◆ **Instructions for the task**
Every record below is to be retyped exactly.

◆ **Supplied information**
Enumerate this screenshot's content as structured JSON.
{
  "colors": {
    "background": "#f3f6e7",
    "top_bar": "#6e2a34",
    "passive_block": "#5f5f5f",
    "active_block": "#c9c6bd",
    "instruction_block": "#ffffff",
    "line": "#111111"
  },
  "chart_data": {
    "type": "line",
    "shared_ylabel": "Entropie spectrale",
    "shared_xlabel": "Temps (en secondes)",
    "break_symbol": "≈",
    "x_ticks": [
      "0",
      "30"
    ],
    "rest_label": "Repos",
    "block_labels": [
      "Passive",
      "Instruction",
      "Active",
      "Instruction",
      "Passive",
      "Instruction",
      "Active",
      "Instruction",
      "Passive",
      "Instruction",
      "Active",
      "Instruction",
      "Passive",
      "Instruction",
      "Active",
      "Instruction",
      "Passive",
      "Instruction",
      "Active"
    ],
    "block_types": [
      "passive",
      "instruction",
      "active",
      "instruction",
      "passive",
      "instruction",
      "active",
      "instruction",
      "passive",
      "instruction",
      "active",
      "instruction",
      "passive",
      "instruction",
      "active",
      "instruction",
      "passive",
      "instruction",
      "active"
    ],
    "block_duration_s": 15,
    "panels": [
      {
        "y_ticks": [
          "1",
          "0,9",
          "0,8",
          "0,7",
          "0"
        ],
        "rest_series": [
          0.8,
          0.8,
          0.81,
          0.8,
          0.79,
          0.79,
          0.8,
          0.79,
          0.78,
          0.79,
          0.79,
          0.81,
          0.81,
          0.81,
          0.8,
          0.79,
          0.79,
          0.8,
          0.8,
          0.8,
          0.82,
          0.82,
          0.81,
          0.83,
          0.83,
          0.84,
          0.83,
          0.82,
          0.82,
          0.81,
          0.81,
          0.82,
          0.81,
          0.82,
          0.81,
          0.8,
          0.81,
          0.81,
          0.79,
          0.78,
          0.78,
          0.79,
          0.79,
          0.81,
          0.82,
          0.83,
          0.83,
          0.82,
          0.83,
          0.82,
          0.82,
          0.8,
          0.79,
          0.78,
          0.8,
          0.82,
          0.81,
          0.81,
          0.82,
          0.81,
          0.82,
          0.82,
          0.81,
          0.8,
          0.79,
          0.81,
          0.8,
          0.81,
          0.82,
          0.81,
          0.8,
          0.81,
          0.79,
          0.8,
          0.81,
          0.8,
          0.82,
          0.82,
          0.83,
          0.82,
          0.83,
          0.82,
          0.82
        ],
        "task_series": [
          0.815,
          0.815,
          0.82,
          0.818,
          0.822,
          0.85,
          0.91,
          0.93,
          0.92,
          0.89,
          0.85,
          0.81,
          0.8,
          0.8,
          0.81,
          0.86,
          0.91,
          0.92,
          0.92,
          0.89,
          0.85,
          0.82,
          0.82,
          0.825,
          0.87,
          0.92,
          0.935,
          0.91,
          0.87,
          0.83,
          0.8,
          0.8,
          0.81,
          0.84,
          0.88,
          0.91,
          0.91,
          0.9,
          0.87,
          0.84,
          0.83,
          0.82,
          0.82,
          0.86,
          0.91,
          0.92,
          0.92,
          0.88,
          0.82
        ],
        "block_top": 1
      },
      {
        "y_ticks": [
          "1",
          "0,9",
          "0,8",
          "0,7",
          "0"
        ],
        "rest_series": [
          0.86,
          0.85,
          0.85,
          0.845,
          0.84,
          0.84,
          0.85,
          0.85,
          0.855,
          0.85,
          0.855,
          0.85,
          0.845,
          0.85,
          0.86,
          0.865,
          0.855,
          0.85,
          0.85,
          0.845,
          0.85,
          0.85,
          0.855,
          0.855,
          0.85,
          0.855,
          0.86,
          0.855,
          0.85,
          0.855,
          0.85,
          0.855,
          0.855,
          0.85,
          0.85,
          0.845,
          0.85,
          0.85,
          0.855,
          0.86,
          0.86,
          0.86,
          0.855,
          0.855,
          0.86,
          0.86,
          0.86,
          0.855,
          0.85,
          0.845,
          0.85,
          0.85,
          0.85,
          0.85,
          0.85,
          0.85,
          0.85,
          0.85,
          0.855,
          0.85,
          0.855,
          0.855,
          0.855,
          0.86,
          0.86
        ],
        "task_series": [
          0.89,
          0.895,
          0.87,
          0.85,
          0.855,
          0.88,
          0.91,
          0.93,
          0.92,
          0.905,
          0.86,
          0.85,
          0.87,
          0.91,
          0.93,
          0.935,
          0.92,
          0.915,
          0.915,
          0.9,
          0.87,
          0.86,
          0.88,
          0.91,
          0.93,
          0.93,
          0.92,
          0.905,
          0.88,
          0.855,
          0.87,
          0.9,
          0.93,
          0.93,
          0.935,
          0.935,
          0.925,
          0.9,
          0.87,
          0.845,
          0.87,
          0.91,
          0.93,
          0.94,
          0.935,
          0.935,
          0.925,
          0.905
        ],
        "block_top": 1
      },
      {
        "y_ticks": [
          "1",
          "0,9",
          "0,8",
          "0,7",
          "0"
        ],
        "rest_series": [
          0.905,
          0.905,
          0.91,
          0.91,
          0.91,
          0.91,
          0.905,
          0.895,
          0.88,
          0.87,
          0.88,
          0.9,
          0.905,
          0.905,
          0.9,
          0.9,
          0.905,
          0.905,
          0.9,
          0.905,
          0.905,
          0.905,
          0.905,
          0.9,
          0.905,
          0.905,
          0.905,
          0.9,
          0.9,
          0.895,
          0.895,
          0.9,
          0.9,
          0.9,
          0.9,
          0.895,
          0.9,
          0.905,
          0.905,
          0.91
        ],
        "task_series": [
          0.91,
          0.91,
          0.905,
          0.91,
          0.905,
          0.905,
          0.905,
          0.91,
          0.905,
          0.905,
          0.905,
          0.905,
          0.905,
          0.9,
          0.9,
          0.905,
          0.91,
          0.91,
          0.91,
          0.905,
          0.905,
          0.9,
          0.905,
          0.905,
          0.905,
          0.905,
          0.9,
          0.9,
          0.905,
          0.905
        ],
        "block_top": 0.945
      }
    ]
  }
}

◆ **Output of the exercise**
Enumerate this screenshot's content as structured JSON.
{
  "colors": {
    "background": "#f3f6e7",
    "top_bar": "#6e2a34",
    "passive_block": "#5f5f5f",
    "active_block": "#c9c6bd",
    "instruction_block": "#ffffff",
    "line": "#111111"
  },
  "chart_data": {
    "type": "line",
    "shared_ylabel": "Entropie spectrale",
    "shared_xlabel": "Temps (en secondes)",
    "break_symbol": "≈",
    "x_ticks": [
      "0",
      "30"
    ],
    "rest_label": "Repos",
    "block_labels": [
      "Passive",
      "Instruction",
      "Active",
      "Instruction",
      "Passive",
      "Instruction",
      "Active",
      "Instruction",
      "Passive",
      "Instruction",
      "Active",
      "Instruction",
      "Passive",
      "Instruction",
      "Active",
      "Instruction",
      "Passive",
      "Instruction",
      "Active"
    ],
    "block_types": [
      "passive",
      "instruction",
      "active",
      "instruction",
      "passive",
      "instruction",
      "active",
      "instruction",
      "passive",
      "instruction",
      "active",
      "instruction",
      "passive",
      "instruction",
      "active",
      "instruction",
      "passive",
      "instruction",
      "active"
    ],
    "block_duration_s": 15,
    "panels": [
      {
        "y_ticks": [
          "1",
          "0,9",
          "0,8",
          "0,7",
          "0"
        ],
        "rest_series": [
          0.8,
          0.8,
          0.81,
          0.8,
          0.79,
          0.79,
          0.8,
          0.79,
          0.78,
          0.79,
          0.79,
          0.81,
          0.81,
          0.81,
          0.8,
          0.79,
          0.79,
          0.8,
          0.8,
          0.8,
          0.82,
          0.82,
          0.81,
          0.83,
          0.83,
          0.84,
          0.83,
          0.82,
          0.82,
          0.81,
          0.81,
          0.82,
          0.81,
          0.82,
          0.81,
          0.8,
          0.81,
          0.81,
          0.79,
          0.78,
          0.78,
          0.79,
          0.79,
          0.81,
          0.82,
          0.83,
          0.83,
          0.82,
          0.83,
          0.82,
          0.82,
          0.8,
          0.79,
          0.78,
          0.8,
          0.82,
          0.81,
          0.81,
          0.82,
          0.81,
          0.82,
          0.82,
          0.81,
          0.8,
          0.79,
          0.81,
          0.8,
          0.81,
          0.82,
          0.81,
          0.8,
          0.81,
          0.79,
          0.8,
          0.81,
          0.8,
          0.82,
          0.82,
          0.83,
          0.82,
          0.83,
          0.82,
          0.82
        ],
        "task_series": [
          0.815,
          0.815,
          0.82,
          0.818,
          0.822,
          0.85,
          0.91,
          0.93,
          0.92,
          0.89,
          0.85,
          0.81,
          0.8,
          0.8,
          0.81,
          0.86,
          0.91,
          0.92,
          0.92,
          0.89,
          0.85,
          0.82,
          0.82,
          0.825,
          0.87,
          0.92,
          0.935,
          0.91,
          0.87,
          0.83,
          0.8,
          0.8,
          0.81,
          0.84,
          0.88,
          0.91,
          0.91,
          0.9,
          0.87,
          0.84,
          0.83,
          0.82,
          0.82,
          0.86,
          0.91,
          0.92,
          0.92,
          0.88,
          0.82
        ],
        "block_top": 1
      },
      {
        "y_ticks": [
          "1",
          "0,9",
          "0,8",
          "0,7",
          "0"
        ],
        "rest_series": [
          0.86,
          0.85,
          0.85,
          0.845,
          0.84,
          0.84,
          0.85,
          0.85,
          0.855,
          0.85,
          0.855,
          0.85,
          0.845,
          0.85,
          0.86,
          0.865,
          0.855,
          0.85,
          0.85,
          0.845,
          0.85,
          0.85,
          0.855,
          0.855,
          0.85,
          0.855,
          0.86,
          0.855,
          0.85,
          0.855,
          0.85,
          0.855,
          0.855,
          0.85,
          0.85,
          0.845,
          0.85,
          0.85,
          0.855,
          0.86,
          0.86,
          0.86,
          0.855,
          0.855,
          0.86,
          0.86,
          0.86,
          0.855,
          0.85,
          0.845,
          0.85,
          0.85,
          0.85,
          0.85,
          0.85,
          0.85,
          0.85,
          0.85,
          0.855,
          0.85,
          0.855,
          0.855,
          0.855,
          0.86,
          0.86
        ],
        "task_series": [
          0.89,
          0.895,
          0.87,
          0.85,
          0.855,
          0.88,
          0.91,
          0.93,
          0.92,
          0.905,
          0.86,
          0.85,
          0.87,
          0.91,
          0.93,
          0.935,
          0.92,
          0.915,
          0.915,
          0.9,
          0.87,
          0.86,
          0.88,
          0.91,
          0.93,
          0.93,
          0.92,
          0.905,
          0.88,
          0.855,
          0.87,
          0.9,
          0.93,
          0.93,
          0.935,
          0.935,
          0.925,
          0.9,
          0.87,
          0.845,
          0.87,
          0.91,
          0.93,
          0.94,
          0.935,
          0.935,
          0.925,
          0.905
        ],
        "block_top": 1
      },
      {
        "y_ticks": [
          "1",
          "0,9",
          "0,8",
          "0,7",
          "0"
        ],
        "rest_series": [
          0.905,
          0.905,
          0.91,
          0.91,
          0.91,
          0.91,
          0.905,
          0.895,
          0.88,
          0.87,
          0.88,
          0.9,
          0.905,
          0.905,
          0.9,
          0.9,
          0.905,
          0.905,
          0.9,
          0.905,
          0.905,
          0.905,
          0.905,
          0.9,
          0.905,
          0.905,
          0.905,
          0.9,
          0.9,
          0.895,
          0.895,
          0.9,
          0.9,
          0.9,
          0.9,
          0.895,
          0.9,
          0.905,
          0.905,
          0.91
        ],
        "task_series": [
          0.91,
          0.91,
          0.905,
          0.91,
          0.905,
          0.905,
          0.905,
          0.91,
          0.905,
          0.905,
          0.905,
          0.905,
          0.905,
          0.9,
          0.9,
          0.905,
          0.91,
          0.91,
          0.91,
          0.905,
          0.905,
          0.9,
          0.905,
          0.905,
          0.905,
          0.905,
          0.9,
          0.9,
          0.905,
          0.905
        ],
        "block_top": 0.945
      }
    ]
  }
}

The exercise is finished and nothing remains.